Extracted records:
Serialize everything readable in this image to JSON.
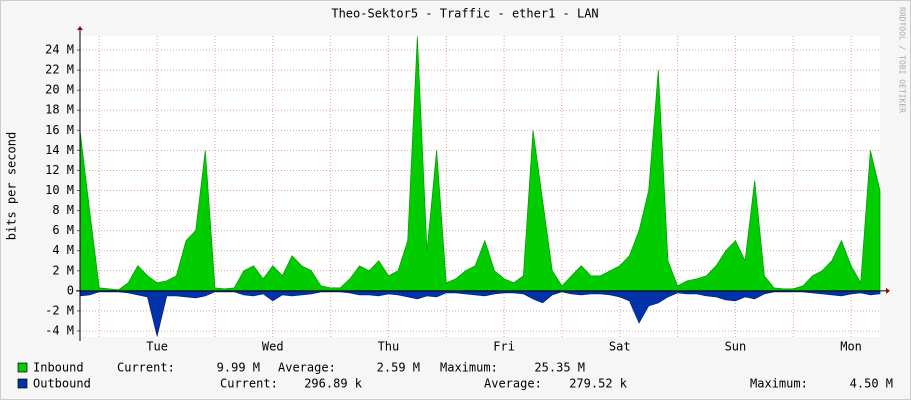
{
  "chart_data": {
    "type": "area",
    "title": "Theo-Sektor5 - Traffic - ether1 - LAN",
    "y_label": "bits per second",
    "watermark": "RRDTOOL / TOBI OETIKER",
    "categories": [
      null,
      null,
      null,
      null,
      null,
      null,
      null,
      null,
      "Tue",
      null,
      null,
      null,
      null,
      null,
      null,
      null,
      null,
      null,
      null,
      null,
      "Wed",
      null,
      null,
      null,
      null,
      null,
      null,
      null,
      null,
      null,
      null,
      null,
      "Thu",
      null,
      null,
      null,
      null,
      null,
      null,
      null,
      null,
      null,
      null,
      null,
      "Fri",
      null,
      null,
      null,
      null,
      null,
      null,
      null,
      null,
      null,
      null,
      null,
      "Sat",
      null,
      null,
      null,
      null,
      null,
      null,
      null,
      null,
      null,
      null,
      null,
      "Sun",
      null,
      null,
      null,
      null,
      null,
      null,
      null,
      null,
      null,
      null,
      null,
      "Mon",
      null,
      null,
      null
    ],
    "series": [
      {
        "name": "Inbound",
        "color": "#00cc00",
        "edge": "#009900",
        "values": [
          16,
          8,
          0.3,
          0.2,
          0.1,
          0.8,
          2.5,
          1.5,
          0.8,
          1,
          1.5,
          5,
          6,
          14,
          0.3,
          0.2,
          0.3,
          2,
          2.5,
          1.2,
          2.5,
          1.5,
          3.5,
          2.5,
          2,
          0.5,
          0.3,
          0.3,
          1.2,
          2.5,
          2,
          3,
          1.5,
          2,
          5,
          25.35,
          4,
          14,
          0.8,
          1.2,
          2,
          2.5,
          5,
          2,
          1.2,
          0.8,
          1.5,
          16,
          9,
          2,
          0.5,
          1.5,
          2.5,
          1.5,
          1.5,
          2,
          2.5,
          3.5,
          6,
          10,
          22,
          3,
          0.5,
          1,
          1.2,
          1.5,
          2.5,
          4,
          5,
          3,
          11,
          1.5,
          0.3,
          0.2,
          0.2,
          0.5,
          1.5,
          2,
          3,
          5,
          2.5,
          0.8,
          14,
          9.99
        ]
      },
      {
        "name": "Outbound",
        "color": "#0033aa",
        "edge": "#002288",
        "values": [
          -0.5,
          -0.4,
          -0.1,
          -0.1,
          -0.1,
          -0.2,
          -0.4,
          -0.6,
          -4.5,
          -0.5,
          -0.5,
          -0.6,
          -0.7,
          -0.5,
          -0.1,
          -0.1,
          -0.1,
          -0.4,
          -0.5,
          -0.3,
          -1,
          -0.4,
          -0.5,
          -0.4,
          -0.3,
          -0.1,
          -0.1,
          -0.1,
          -0.2,
          -0.4,
          -0.4,
          -0.5,
          -0.3,
          -0.4,
          -0.6,
          -0.8,
          -0.5,
          -0.6,
          -0.2,
          -0.2,
          -0.3,
          -0.4,
          -0.5,
          -0.3,
          -0.2,
          -0.2,
          -0.3,
          -0.8,
          -1.2,
          -0.4,
          -0.1,
          -0.3,
          -0.4,
          -0.3,
          -0.3,
          -0.4,
          -0.6,
          -1,
          -3.2,
          -1.5,
          -1.2,
          -0.6,
          -0.2,
          -0.3,
          -0.3,
          -0.5,
          -0.6,
          -0.9,
          -1,
          -0.6,
          -0.8,
          -0.3,
          -0.1,
          -0.1,
          -0.1,
          -0.1,
          -0.2,
          -0.3,
          -0.4,
          -0.5,
          -0.3,
          -0.2,
          -0.4,
          -0.3
        ]
      }
    ],
    "stats": [
      [
        "Current:",
        "9.99 M",
        "Average:",
        "2.59 M",
        "Maximum:",
        "25.35 M"
      ],
      [
        "Current:",
        "296.89 k",
        "Average:",
        "279.52 k",
        "Maximum:",
        "4.50 M"
      ]
    ],
    "ylim": [
      -4.6,
      25.4
    ],
    "yticks": [
      {
        "value": -4,
        "label": "-4 M"
      },
      {
        "value": -2,
        "label": "-2 M"
      },
      {
        "value": 0,
        "label": "0"
      },
      {
        "value": 2,
        "label": "2 M"
      },
      {
        "value": 4,
        "label": "4 M"
      },
      {
        "value": 6,
        "label": "6 M"
      },
      {
        "value": 8,
        "label": "8 M"
      },
      {
        "value": 10,
        "label": "10 M"
      },
      {
        "value": 12,
        "label": "12 M"
      },
      {
        "value": 14,
        "label": "14 M"
      },
      {
        "value": 16,
        "label": "16 M"
      },
      {
        "value": 18,
        "label": "18 M"
      },
      {
        "value": 20,
        "label": "20 M"
      },
      {
        "value": 22,
        "label": "22 M"
      },
      {
        "value": 24,
        "label": "24 M"
      }
    ],
    "grid": true
  }
}
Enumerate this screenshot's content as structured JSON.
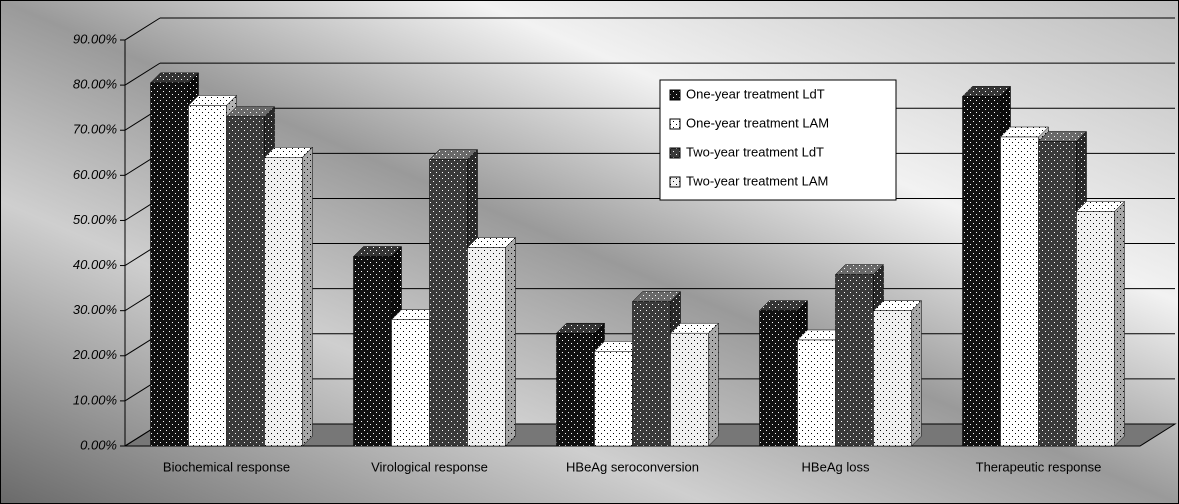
{
  "chart_data": {
    "type": "bar3d",
    "categories": [
      "Biochemical response",
      "Virological response",
      "HBeAg seroconversion",
      "HBeAg loss",
      "Therapeutic response"
    ],
    "series": [
      {
        "name": "One-year treatment LdT",
        "color": "#111111",
        "values": [
          80.5,
          42,
          25,
          30,
          77.5
        ]
      },
      {
        "name": "One-year treatment LAM",
        "color": "#ffffff",
        "values": [
          75.5,
          28,
          21,
          23.5,
          68.5
        ]
      },
      {
        "name": "Two-year treatment LdT",
        "color": "#3a3a3a",
        "values": [
          73,
          63.5,
          32,
          38,
          67.5
        ]
      },
      {
        "name": "Two-year treatment LAM",
        "color": "#f0f0f0",
        "values": [
          64,
          44,
          25,
          30,
          52
        ]
      }
    ],
    "ylim": [
      0,
      90
    ],
    "yticks": [
      {
        "value": 0,
        "label": "0.00%"
      },
      {
        "value": 10,
        "label": "10.00%"
      },
      {
        "value": 20,
        "label": "20.00%"
      },
      {
        "value": 30,
        "label": "30.00%"
      },
      {
        "value": 40,
        "label": "40.00%"
      },
      {
        "value": 50,
        "label": "50.00%"
      },
      {
        "value": 60,
        "label": "60.00%"
      },
      {
        "value": 70,
        "label": "70.00%"
      },
      {
        "value": 80,
        "label": "80.00%"
      },
      {
        "value": 90,
        "label": "90.00%"
      }
    ],
    "grid": true
  }
}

- REQUIREMENTS
Quote the full listing above word for word; exclude every picture from the copy.

- CORRECT RESPONSE
Serialize everything readable in this image to JSON.
{
  "chart_data": {
    "type": "area",
    "title": "Theo-Sektor5 - Traffic - ether1 - LAN",
    "y_label": "bits per second",
    "watermark": "RRDTOOL / TOBI OETIKER",
    "categories": [
      null,
      null,
      null,
      null,
      null,
      null,
      null,
      null,
      "Tue",
      null,
      null,
      null,
      null,
      null,
      null,
      null,
      null,
      null,
      null,
      null,
      "Wed",
      null,
      null,
      null,
      null,
      null,
      null,
      null,
      null,
      null,
      null,
      null,
      "Thu",
      null,
      null,
      null,
      null,
      null,
      null,
      null,
      null,
      null,
      null,
      null,
      "Fri",
      null,
      null,
      null,
      null,
      null,
      null,
      null,
      null,
      null,
      null,
      null,
      "Sat",
      null,
      null,
      null,
      null,
      null,
      null,
      null,
      null,
      null,
      null,
      null,
      "Sun",
      null,
      null,
      null,
      null,
      null,
      null,
      null,
      null,
      null,
      null,
      null,
      "Mon",
      null,
      null,
      null
    ],
    "series": [
      {
        "name": "Inbound",
        "color": "#00cc00",
        "edge": "#009900",
        "values": [
          16,
          8,
          0.3,
          0.2,
          0.1,
          0.8,
          2.5,
          1.5,
          0.8,
          1,
          1.5,
          5,
          6,
          14,
          0.3,
          0.2,
          0.3,
          2,
          2.5,
          1.2,
          2.5,
          1.5,
          3.5,
          2.5,
          2,
          0.5,
          0.3,
          0.3,
          1.2,
          2.5,
          2,
          3,
          1.5,
          2,
          5,
          25.35,
          4,
          14,
          0.8,
          1.2,
          2,
          2.5,
          5,
          2,
          1.2,
          0.8,
          1.5,
          16,
          9,
          2,
          0.5,
          1.5,
          2.5,
          1.5,
          1.5,
          2,
          2.5,
          3.5,
          6,
          10,
          22,
          3,
          0.5,
          1,
          1.2,
          1.5,
          2.5,
          4,
          5,
          3,
          11,
          1.5,
          0.3,
          0.2,
          0.2,
          0.5,
          1.5,
          2,
          3,
          5,
          2.5,
          0.8,
          14,
          9.99
        ]
      },
      {
        "name": "Outbound",
        "color": "#0033aa",
        "edge": "#002288",
        "values": [
          -0.5,
          -0.4,
          -0.1,
          -0.1,
          -0.1,
          -0.2,
          -0.4,
          -0.6,
          -4.5,
          -0.5,
          -0.5,
          -0.6,
          -0.7,
          -0.5,
          -0.1,
          -0.1,
          -0.1,
          -0.4,
          -0.5,
          -0.3,
          -1,
          -0.4,
          -0.5,
          -0.4,
          -0.3,
          -0.1,
          -0.1,
          -0.1,
          -0.2,
          -0.4,
          -0.4,
          -0.5,
          -0.3,
          -0.4,
          -0.6,
          -0.8,
          -0.5,
          -0.6,
          -0.2,
          -0.2,
          -0.3,
          -0.4,
          -0.5,
          -0.3,
          -0.2,
          -0.2,
          -0.3,
          -0.8,
          -1.2,
          -0.4,
          -0.1,
          -0.3,
          -0.4,
          -0.3,
          -0.3,
          -0.4,
          -0.6,
          -1,
          -3.2,
          -1.5,
          -1.2,
          -0.6,
          -0.2,
          -0.3,
          -0.3,
          -0.5,
          -0.6,
          -0.9,
          -1,
          -0.6,
          -0.8,
          -0.3,
          -0.1,
          -0.1,
          -0.1,
          -0.1,
          -0.2,
          -0.3,
          -0.4,
          -0.5,
          -0.3,
          -0.2,
          -0.4,
          -0.3
        ]
      }
    ],
    "stats": [
      [
        "Current:",
        "9.99 M",
        "Average:",
        "2.59 M",
        "Maximum:",
        "25.35 M"
      ],
      [
        "Current:",
        "296.89 k",
        "Average:",
        "279.52 k",
        "Maximum:",
        "4.50 M"
      ]
    ],
    "ylim": [
      -4.6,
      25.4
    ],
    "yticks": [
      {
        "value": -4,
        "label": "-4 M"
      },
      {
        "value": -2,
        "label": "-2 M"
      },
      {
        "value": 0,
        "label": "0"
      },
      {
        "value": 2,
        "label": "2 M"
      },
      {
        "value": 4,
        "label": "4 M"
      },
      {
        "value": 6,
        "label": "6 M"
      },
      {
        "value": 8,
        "label": "8 M"
      },
      {
        "value": 10,
        "label": "10 M"
      },
      {
        "value": 12,
        "label": "12 M"
      },
      {
        "value": 14,
        "label": "14 M"
      },
      {
        "value": 16,
        "label": "16 M"
      },
      {
        "value": 18,
        "label": "18 M"
      },
      {
        "value": 20,
        "label": "20 M"
      },
      {
        "value": 22,
        "label": "22 M"
      },
      {
        "value": 24,
        "label": "24 M"
      }
    ],
    "grid": true
  }
}
Enumerate this screenshot's content as structured JSON.
{
  "chart_data": {
    "type": "bar3d",
    "categories": [
      "Biochemical response",
      "Virological response",
      "HBeAg seroconversion",
      "HBeAg loss",
      "Therapeutic response"
    ],
    "series": [
      {
        "name": "One-year treatment LdT",
        "color": "#111111",
        "values": [
          80.5,
          42,
          25,
          30,
          77.5
        ]
      },
      {
        "name": "One-year treatment LAM",
        "color": "#ffffff",
        "values": [
          75.5,
          28,
          21,
          23.5,
          68.5
        ]
      },
      {
        "name": "Two-year treatment LdT",
        "color": "#3a3a3a",
        "values": [
          73,
          63.5,
          32,
          38,
          67.5
        ]
      },
      {
        "name": "Two-year treatment LAM",
        "color": "#f0f0f0",
        "values": [
          64,
          44,
          25,
          30,
          52
        ]
      }
    ],
    "ylim": [
      0,
      90
    ],
    "yticks": [
      {
        "value": 0,
        "label": "0.00%"
      },
      {
        "value": 10,
        "label": "10.00%"
      },
      {
        "value": 20,
        "label": "20.00%"
      },
      {
        "value": 30,
        "label": "30.00%"
      },
      {
        "value": 40,
        "label": "40.00%"
      },
      {
        "value": 50,
        "label": "50.00%"
      },
      {
        "value": 60,
        "label": "60.00%"
      },
      {
        "value": 70,
        "label": "70.00%"
      },
      {
        "value": 80,
        "label": "80.00%"
      },
      {
        "value": 90,
        "label": "90.00%"
      }
    ],
    "grid": true
  }
}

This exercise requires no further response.